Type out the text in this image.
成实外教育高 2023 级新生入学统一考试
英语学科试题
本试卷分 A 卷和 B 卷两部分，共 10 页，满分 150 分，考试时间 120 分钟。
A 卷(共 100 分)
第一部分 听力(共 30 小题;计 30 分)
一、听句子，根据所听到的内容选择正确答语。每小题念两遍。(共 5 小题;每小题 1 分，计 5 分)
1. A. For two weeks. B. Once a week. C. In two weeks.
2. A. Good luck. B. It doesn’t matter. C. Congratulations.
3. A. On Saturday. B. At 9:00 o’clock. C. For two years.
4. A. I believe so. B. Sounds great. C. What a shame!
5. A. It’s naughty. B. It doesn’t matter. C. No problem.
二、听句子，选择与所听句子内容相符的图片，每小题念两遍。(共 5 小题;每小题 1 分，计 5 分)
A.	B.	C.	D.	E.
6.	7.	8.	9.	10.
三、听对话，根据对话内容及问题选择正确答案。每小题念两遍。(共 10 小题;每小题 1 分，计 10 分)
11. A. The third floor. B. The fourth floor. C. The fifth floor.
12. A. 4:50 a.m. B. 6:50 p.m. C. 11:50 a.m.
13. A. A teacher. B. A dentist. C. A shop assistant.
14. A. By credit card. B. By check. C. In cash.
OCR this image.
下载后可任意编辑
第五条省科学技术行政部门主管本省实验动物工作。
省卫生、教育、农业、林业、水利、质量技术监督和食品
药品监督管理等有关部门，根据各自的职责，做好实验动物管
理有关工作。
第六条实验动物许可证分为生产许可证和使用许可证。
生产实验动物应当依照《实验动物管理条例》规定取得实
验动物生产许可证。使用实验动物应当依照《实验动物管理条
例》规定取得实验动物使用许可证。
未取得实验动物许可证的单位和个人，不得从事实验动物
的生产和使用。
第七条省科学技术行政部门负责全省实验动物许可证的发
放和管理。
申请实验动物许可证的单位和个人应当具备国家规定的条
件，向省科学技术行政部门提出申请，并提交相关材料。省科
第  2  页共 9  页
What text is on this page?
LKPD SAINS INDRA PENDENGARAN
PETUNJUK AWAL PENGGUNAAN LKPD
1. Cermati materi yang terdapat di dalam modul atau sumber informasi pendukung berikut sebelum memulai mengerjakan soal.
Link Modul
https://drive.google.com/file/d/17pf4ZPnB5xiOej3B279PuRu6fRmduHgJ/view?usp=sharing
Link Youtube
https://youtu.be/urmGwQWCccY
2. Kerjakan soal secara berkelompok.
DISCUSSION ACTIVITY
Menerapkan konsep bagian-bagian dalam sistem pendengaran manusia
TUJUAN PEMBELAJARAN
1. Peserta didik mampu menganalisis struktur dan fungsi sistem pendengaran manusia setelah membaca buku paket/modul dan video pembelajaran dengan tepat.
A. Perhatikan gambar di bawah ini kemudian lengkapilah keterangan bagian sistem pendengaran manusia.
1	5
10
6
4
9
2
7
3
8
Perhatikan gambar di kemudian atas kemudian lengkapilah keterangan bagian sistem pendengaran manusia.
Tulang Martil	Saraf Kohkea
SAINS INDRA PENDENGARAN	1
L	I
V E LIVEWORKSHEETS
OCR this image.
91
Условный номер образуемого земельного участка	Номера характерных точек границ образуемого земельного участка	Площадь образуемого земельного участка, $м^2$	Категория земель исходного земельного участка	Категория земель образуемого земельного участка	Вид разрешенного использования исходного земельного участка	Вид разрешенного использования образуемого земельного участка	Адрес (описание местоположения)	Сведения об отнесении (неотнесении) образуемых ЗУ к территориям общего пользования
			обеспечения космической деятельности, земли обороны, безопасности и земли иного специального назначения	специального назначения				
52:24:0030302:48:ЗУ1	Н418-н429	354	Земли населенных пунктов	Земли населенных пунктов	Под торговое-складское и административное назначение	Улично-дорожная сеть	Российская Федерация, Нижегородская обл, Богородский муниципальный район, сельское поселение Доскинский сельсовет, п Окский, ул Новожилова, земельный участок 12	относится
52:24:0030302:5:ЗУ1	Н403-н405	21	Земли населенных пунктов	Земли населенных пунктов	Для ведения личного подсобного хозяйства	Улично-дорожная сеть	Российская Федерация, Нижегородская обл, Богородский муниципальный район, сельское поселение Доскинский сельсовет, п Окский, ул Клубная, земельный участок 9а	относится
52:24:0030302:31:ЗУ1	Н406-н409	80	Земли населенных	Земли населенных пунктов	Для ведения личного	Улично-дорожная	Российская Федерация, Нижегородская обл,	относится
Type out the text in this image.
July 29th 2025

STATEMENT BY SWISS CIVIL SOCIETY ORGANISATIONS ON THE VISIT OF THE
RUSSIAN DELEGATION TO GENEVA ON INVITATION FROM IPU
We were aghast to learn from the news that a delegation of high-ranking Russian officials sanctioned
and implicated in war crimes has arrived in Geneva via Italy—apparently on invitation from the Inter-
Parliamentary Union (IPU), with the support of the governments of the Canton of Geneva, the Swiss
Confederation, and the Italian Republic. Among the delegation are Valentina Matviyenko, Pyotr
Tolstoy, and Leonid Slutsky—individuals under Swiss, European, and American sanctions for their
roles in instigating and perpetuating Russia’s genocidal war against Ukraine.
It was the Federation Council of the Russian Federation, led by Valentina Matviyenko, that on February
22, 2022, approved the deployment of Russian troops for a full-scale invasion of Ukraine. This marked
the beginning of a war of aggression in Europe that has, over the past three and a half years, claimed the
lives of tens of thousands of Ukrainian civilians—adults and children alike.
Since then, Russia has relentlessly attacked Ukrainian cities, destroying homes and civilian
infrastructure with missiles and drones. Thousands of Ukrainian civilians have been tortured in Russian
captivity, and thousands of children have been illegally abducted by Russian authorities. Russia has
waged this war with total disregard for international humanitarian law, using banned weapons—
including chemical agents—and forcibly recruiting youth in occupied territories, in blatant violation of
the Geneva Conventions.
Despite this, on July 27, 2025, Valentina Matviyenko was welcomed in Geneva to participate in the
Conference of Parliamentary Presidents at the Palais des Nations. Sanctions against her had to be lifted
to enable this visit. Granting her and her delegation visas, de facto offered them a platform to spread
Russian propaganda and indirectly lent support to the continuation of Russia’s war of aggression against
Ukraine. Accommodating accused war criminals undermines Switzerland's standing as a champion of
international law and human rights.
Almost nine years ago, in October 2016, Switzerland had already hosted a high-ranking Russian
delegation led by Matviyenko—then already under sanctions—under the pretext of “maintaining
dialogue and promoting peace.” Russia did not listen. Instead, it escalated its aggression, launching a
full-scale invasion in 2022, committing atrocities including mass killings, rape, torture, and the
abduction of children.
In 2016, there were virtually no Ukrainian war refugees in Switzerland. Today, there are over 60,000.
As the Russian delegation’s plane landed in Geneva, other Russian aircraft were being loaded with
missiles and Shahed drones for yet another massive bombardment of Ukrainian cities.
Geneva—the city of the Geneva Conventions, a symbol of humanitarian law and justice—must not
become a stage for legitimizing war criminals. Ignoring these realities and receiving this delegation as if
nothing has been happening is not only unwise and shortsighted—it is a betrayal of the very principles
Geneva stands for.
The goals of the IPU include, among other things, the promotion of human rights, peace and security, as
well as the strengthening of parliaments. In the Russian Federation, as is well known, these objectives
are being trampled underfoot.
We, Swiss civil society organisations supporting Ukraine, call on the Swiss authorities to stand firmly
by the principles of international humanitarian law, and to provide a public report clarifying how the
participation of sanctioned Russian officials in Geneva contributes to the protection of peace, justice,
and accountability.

----

TASK GOAL →
Each line above must be printed exactly as it appears.

ANSWER TO THE PROBLEM →
Type out the text in this image.
成实外教育高 2023 级新生入学统一考试
英语学科试题
本试卷分 A 卷和 B 卷两部分，共 10 页，满分 150 分，考试时间 120 分钟。
A 卷(共 100 分)
第一部分 听力(共 30 小题;计 30 分)
一、听句子，根据所听到的内容选择正确答语。每小题念两遍。(共 5 小题;每小题 1 分，计 5 分)
1. A. For two weeks. B. Once a week. C. In two weeks.
2. A. Good luck. B. It doesn’t matter. C. Congratulations.
3. A. On Saturday. B. At 9:00 o’clock. C. For two years.
4. A. I believe so. B. Sounds great. C. What a shame!
5. A. It’s naughty. B. It doesn’t matter. C. No problem.
二、听句子，选择与所听句子内容相符的图片，每小题念两遍。(共 5 小题;每小题 1 分，计 5 分)
A.	B.	C.	D.	E.
6.	7.	8.	9.	10.
三、听对话，根据对话内容及问题选择正确答案。每小题念两遍。(共 10 小题;每小题 1 分，计 10 分)
11. A. The third floor. B. The fourth floor. C. The fifth floor.
12. A. 4:50 a.m. B. 6:50 p.m. C. 11:50 a.m.
13. A. A teacher. B. A dentist. C. A shop assistant.
14. A. By credit card. B. By check. C. In cash.
OCR this image.
下载后可任意编辑
第五条省科学技术行政部门主管本省实验动物工作。
省卫生、教育、农业、林业、水利、质量技术监督和食品
药品监督管理等有关部门，根据各自的职责，做好实验动物管
理有关工作。
第六条实验动物许可证分为生产许可证和使用许可证。
生产实验动物应当依照《实验动物管理条例》规定取得实
验动物生产许可证。使用实验动物应当依照《实验动物管理条
例》规定取得实验动物使用许可证。
未取得实验动物许可证的单位和个人，不得从事实验动物
的生产和使用。
第七条省科学技术行政部门负责全省实验动物许可证的发
放和管理。
申请实验动物许可证的单位和个人应当具备国家规定的条
件，向省科学技术行政部门提出申请，并提交相关材料。省科
第  2  页共 9  页
What text is on this page?
LKPD SAINS INDRA PENDENGARAN
PETUNJUK AWAL PENGGUNAAN LKPD
1. Cermati materi yang terdapat di dalam modul atau sumber informasi pendukung berikut sebelum memulai mengerjakan soal.
Link Modul
https://drive.google.com/file/d/17pf4ZPnB5xiOej3B279PuRu6fRmduHgJ/view?usp=sharing
Link Youtube
https://youtu.be/urmGwQWCccY
2. Kerjakan soal secara berkelompok.
DISCUSSION ACTIVITY
Menerapkan konsep bagian-bagian dalam sistem pendengaran manusia
TUJUAN PEMBELAJARAN
1. Peserta didik mampu menganalisis struktur dan fungsi sistem pendengaran manusia setelah membaca buku paket/modul dan video pembelajaran dengan tepat.
A. Perhatikan gambar di bawah ini kemudian lengkapilah keterangan bagian sistem pendengaran manusia.
1	5
10
6
4
9
2
7
3
8
Perhatikan gambar di kemudian atas kemudian lengkapilah keterangan bagian sistem pendengaran manusia.
Tulang Martil	Saraf Kohkea
SAINS INDRA PENDENGARAN	1
L	I
V E LIVEWORKSHEETS
OCR this image.
91
Условный номер образуемого земельного участка	Номера характерных точек границ образуемого земельного участка	Площадь образуемого земельного участка, $м^2$	Категория земель исходного земельного участка	Категория земель образуемого земельного участка	Вид разрешенного использования исходного земельного участка	Вид разрешенного использования образуемого земельного участка	Адрес (описание местоположения)	Сведения об отнесении (неотнесении) образуемых ЗУ к территориям общего пользования
			обеспечения космической деятельности, земли обороны, безопасности и земли иного специального назначения	специального назначения				
52:24:0030302:48:ЗУ1	Н418-н429	354	Земли населенных пунктов	Земли населенных пунктов	Под торговое-складское и административное назначение	Улично-дорожная сеть	Российская Федерация, Нижегородская обл, Богородский муниципальный район, сельское поселение Доскинский сельсовет, п Окский, ул Новожилова, земельный участок 12	относится
52:24:0030302:5:ЗУ1	Н403-н405	21	Земли населенных пунктов	Земли населенных пунктов	Для ведения личного подсобного хозяйства	Улично-дорожная сеть	Российская Федерация, Нижегородская обл, Богородский муниципальный район, сельское поселение Доскинский сельсовет, п Окский, ул Клубная, земельный участок 9а	относится
52:24:0030302:31:ЗУ1	Н406-н409	80	Земли населенных	Земли населенных пунктов	Для ведения личного	Улично-дорожная	Российская Федерация, Нижегородская обл,	относится
Type out the text in this image.
July 29th 2025

STATEMENT BY SWISS CIVIL SOCIETY ORGANISATIONS ON THE VISIT OF THE
RUSSIAN DELEGATION TO GENEVA ON INVITATION FROM IPU
We were aghast to learn from the news that a delegation of high-ranking Russian officials sanctioned
and implicated in war crimes has arrived in Geneva via Italy—apparently on invitation from the Inter-
Parliamentary Union (IPU), with the support of the governments of the Canton of Geneva, the Swiss
Confederation, and the Italian Republic. Among the delegation are Valentina Matviyenko, Pyotr
Tolstoy, and Leonid Slutsky—individuals under Swiss, European, and American sanctions for their
roles in instigating and perpetuating Russia’s genocidal war against Ukraine.
It was the Federation Council of the Russian Federation, led by Valentina Matviyenko, that on February
22, 2022, approved the deployment of Russian troops for a full-scale invasion of Ukraine. This marked
the beginning of a war of aggression in Europe that has, over the past three and a half years, claimed the
lives of tens of thousands of Ukrainian civilians—adults and children alike.
Since then, Russia has relentlessly attacked Ukrainian cities, destroying homes and civilian
infrastructure with missiles and drones. Thousands of Ukrainian civilians have been tortured in Russian
captivity, and thousands of children have been illegally abducted by Russian authorities. Russia has
waged this war with total disregard for international humanitarian law, using banned weapons—
including chemical agents—and forcibly recruiting youth in occupied territories, in blatant violation of
the Geneva Conventions.
Despite this, on July 27, 2025, Valentina Matviyenko was welcomed in Geneva to participate in the
Conference of Parliamentary Presidents at the Palais des Nations. Sanctions against her had to be lifted
to enable this visit. Granting her and her delegation visas, de facto offered them a platform to spread
Russian propaganda and indirectly lent support to the continuation of Russia’s war of aggression against
Ukraine. Accommodating accused war criminals undermines Switzerland's standing as a champion of
international law and human rights.
Almost nine years ago, in October 2016, Switzerland had already hosted a high-ranking Russian
delegation led by Matviyenko—then already under sanctions—under the pretext of “maintaining
dialogue and promoting peace.” Russia did not listen. Instead, it escalated its aggression, launching a
full-scale invasion in 2022, committing atrocities including mass killings, rape, torture, and the
abduction of children.
In 2016, there were virtually no Ukrainian war refugees in Switzerland. Today, there are over 60,000.
As the Russian delegation’s plane landed in Geneva, other Russian aircraft were being loaded with
missiles and Shahed drones for yet another massive bombardment of Ukrainian cities.
Geneva—the city of the Geneva Conventions, a symbol of humanitarian law and justice—must not
become a stage for legitimizing war criminals. Ignoring these realities and receiving this delegation as if
nothing has been happening is not only unwise and shortsighted—it is a betrayal of the very principles
Geneva stands for.
The goals of the IPU include, among other things, the promotion of human rights, peace and security, as
well as the strengthening of parliaments. In the Russian Federation, as is well known, these objectives
are being trampled underfoot.
We, Swiss civil society organisations supporting Ukraine, call on the Swiss authorities to stand firmly
by the principles of international humanitarian law, and to provide a public report clarifying how the
participation of sanctioned Russian officials in Geneva contributes to the protection of peace, justice,
and accountability.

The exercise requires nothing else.